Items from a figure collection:
↓
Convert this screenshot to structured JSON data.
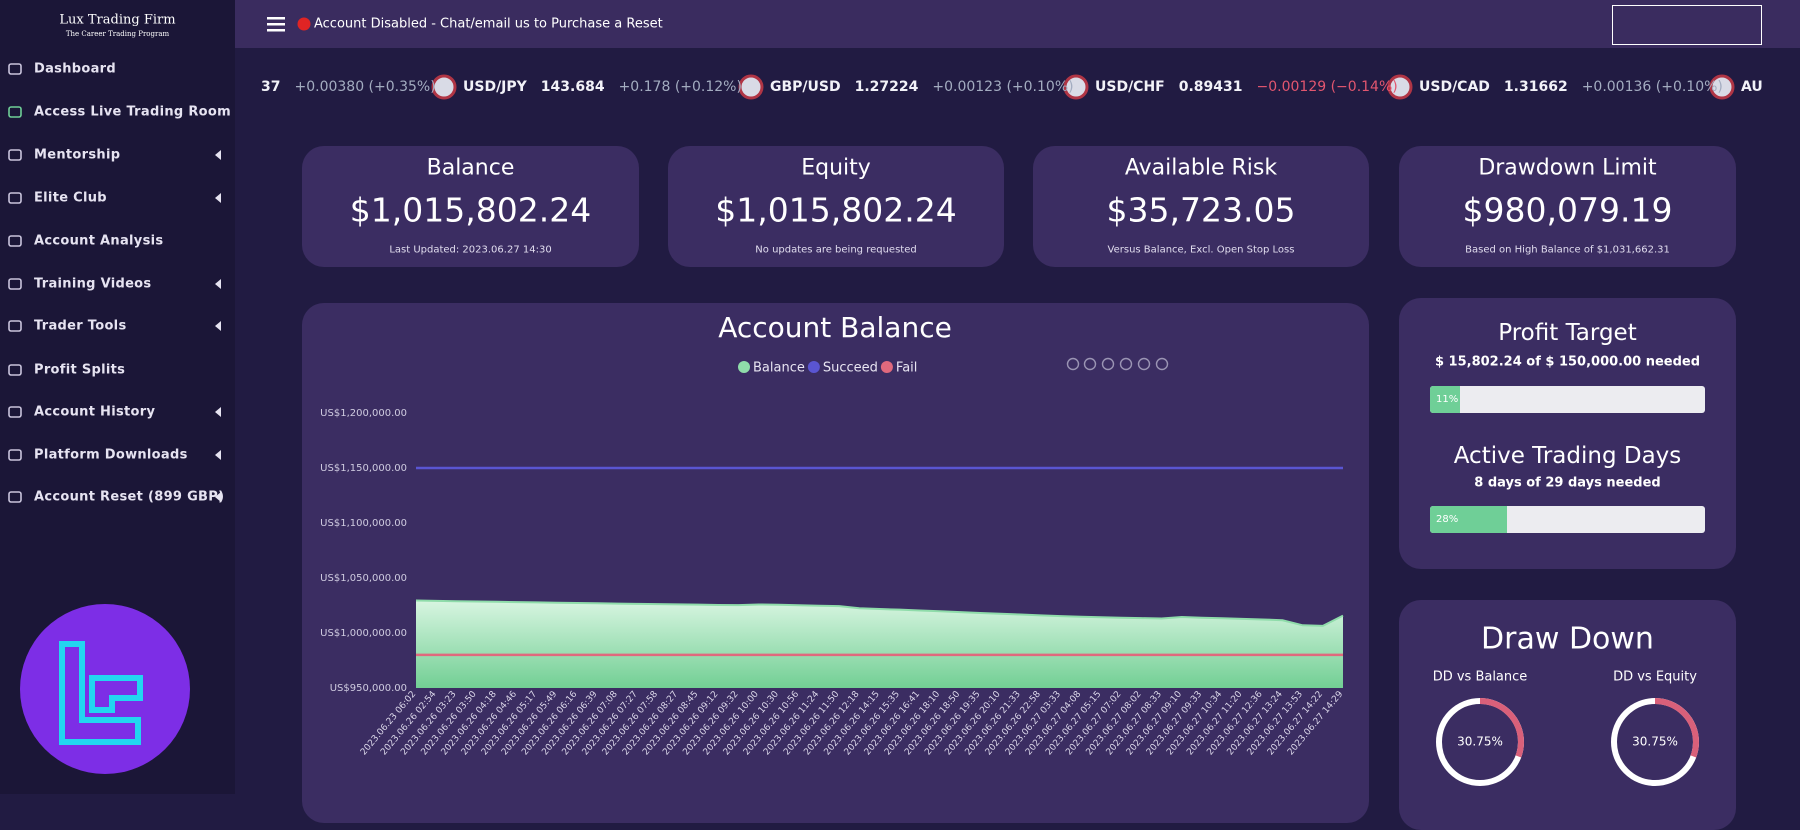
{
  "sidebar": {
    "brand": "Lux Trading Firm",
    "tagline": "The Career Trading Program",
    "menu": [
      "Dashboard",
      "Access Live Trading Room",
      "Mentorship",
      "Elite Club",
      "Account Analysis",
      "Training Videos",
      "Trader Tools",
      "Profit Splits",
      "Account History",
      "Platform Downloads",
      "Account Reset (899 GBP)"
    ]
  },
  "topbar": {
    "notice": "Account Disabled - Chat/email us to Purchase a Reset"
  },
  "ticker": [
    {
      "price": "37",
      "change": "+0.00380 (+0.35%)"
    },
    {
      "symbol": "USD/JPY",
      "price": "143.684",
      "change": "+0.178 (+0.12%)"
    },
    {
      "symbol": "GBP/USD",
      "price": "1.27224",
      "change": "+0.00123 (+0.10%)"
    },
    {
      "symbol": "USD/CHF",
      "price": "0.89431",
      "change": "−0.00129 (−0.14%)"
    },
    {
      "symbol": "USD/CAD",
      "price": "1.31662",
      "change": "+0.00136 (+0.10%)"
    },
    {
      "symbol": "AU"
    }
  ],
  "cards": [
    {
      "title": "Balance",
      "value": "$1,015,802.24",
      "note": "Last Updated: 2023.06.27 14:30"
    },
    {
      "title": "Equity",
      "value": "$1,015,802.24",
      "note": "No updates are being requested"
    },
    {
      "title": "Available Risk",
      "value": "$35,723.05",
      "note": "Versus Balance, Excl. Open Stop Loss"
    },
    {
      "title": "Drawdown Limit",
      "value": "$980,079.19",
      "note": "Based on High Balance of $1,031,662.31"
    }
  ],
  "chart_data": {
    "type": "area",
    "title": "Account Balance",
    "categories": [
      "2023.06.23 06:02",
      "2023.06.26 02:54",
      "2023.06.26 03:23",
      "2023.06.26 03:50",
      "2023.06.26 04:18",
      "2023.06.26 04:46",
      "2023.06.26 05:17",
      "2023.06.26 05:49",
      "2023.06.26 06:16",
      "2023.06.26 06:39",
      "2023.06.26 07:08",
      "2023.06.26 07:27",
      "2023.06.26 07:58",
      "2023.06.26 08:27",
      "2023.06.26 08:45",
      "2023.06.26 09:12",
      "2023.06.26 09:32",
      "2023.06.26 10:00",
      "2023.06.26 10:30",
      "2023.06.26 10:56",
      "2023.06.26 11:24",
      "2023.06.26 11:50",
      "2023.06.26 12:18",
      "2023.06.26 14:15",
      "2023.06.26 15:35",
      "2023.06.26 16:41",
      "2023.06.26 18:10",
      "2023.06.26 18:50",
      "2023.06.26 19:35",
      "2023.06.26 20:10",
      "2023.06.26 21:33",
      "2023.06.26 22:58",
      "2023.06.27 03:33",
      "2023.06.27 04:08",
      "2023.06.27 05:15",
      "2023.06.27 07:02",
      "2023.06.27 08:02",
      "2023.06.27 08:33",
      "2023.06.27 09:10",
      "2023.06.27 09:33",
      "2023.06.27 10:34",
      "2023.06.27 11:20",
      "2023.06.27 12:36",
      "2023.06.27 13:24",
      "2023.06.27 13:53",
      "2023.06.27 14:22",
      "2023.06.27 14:29"
    ],
    "series": [
      {
        "name": "Balance",
        "color": "#8fdcaa",
        "values": [
          1029500,
          1029200,
          1028900,
          1028600,
          1028400,
          1028100,
          1027800,
          1027500,
          1027300,
          1027000,
          1026700,
          1026500,
          1026300,
          1026000,
          1025800,
          1025500,
          1025300,
          1025900,
          1025700,
          1025200,
          1024800,
          1024400,
          1022500,
          1021800,
          1021200,
          1020500,
          1019800,
          1019000,
          1018200,
          1017500,
          1016800,
          1016000,
          1015300,
          1014800,
          1014300,
          1013900,
          1013500,
          1013200,
          1014500,
          1013900,
          1013400,
          1012800,
          1012300,
          1011600,
          1007000,
          1006500,
          1015802.24
        ]
      }
    ],
    "reference_lines": [
      {
        "name": "Succeed",
        "color": "#5a55d2",
        "value": 1150000
      },
      {
        "name": "Fail",
        "color": "#e0697d",
        "value": 980079.19
      }
    ],
    "ylim": [
      950000,
      1200000
    ],
    "yticks": [
      {
        "value": 950000,
        "label": "US$950,000.00"
      },
      {
        "value": 1000000,
        "label": "US$1,000,000.00"
      },
      {
        "value": 1050000,
        "label": "US$1,050,000.00"
      },
      {
        "value": 1100000,
        "label": "US$1,100,000.00"
      },
      {
        "value": 1150000,
        "label": "US$1,150,000.00"
      },
      {
        "value": 1200000,
        "label": "US$1,200,000.00"
      }
    ]
  },
  "profit_target": {
    "title": "Profit Target",
    "subtitle": "$ 15,802.24 of $ 150,000.00 needed",
    "progress": 11,
    "progress_label": "11%"
  },
  "trading_days": {
    "title": "Active Trading Days",
    "subtitle": "8 days of 29 days needed",
    "progress": 28,
    "progress_label": "28%"
  },
  "drawdown": {
    "title": "Draw Down",
    "gauges": [
      {
        "label": "DD vs Balance",
        "value": 30.75,
        "value_label": "30.75%"
      },
      {
        "label": "DD vs Equity",
        "value": 30.75,
        "value_label": "30.75%"
      }
    ]
  }
}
↑
→ **What the exercise asks**
Every line holding "color" should be copied out.

→ **Answer in full**
        "color": "#8fdcaa",
        "color": "#5a55d2",
        "color": "#e0697d",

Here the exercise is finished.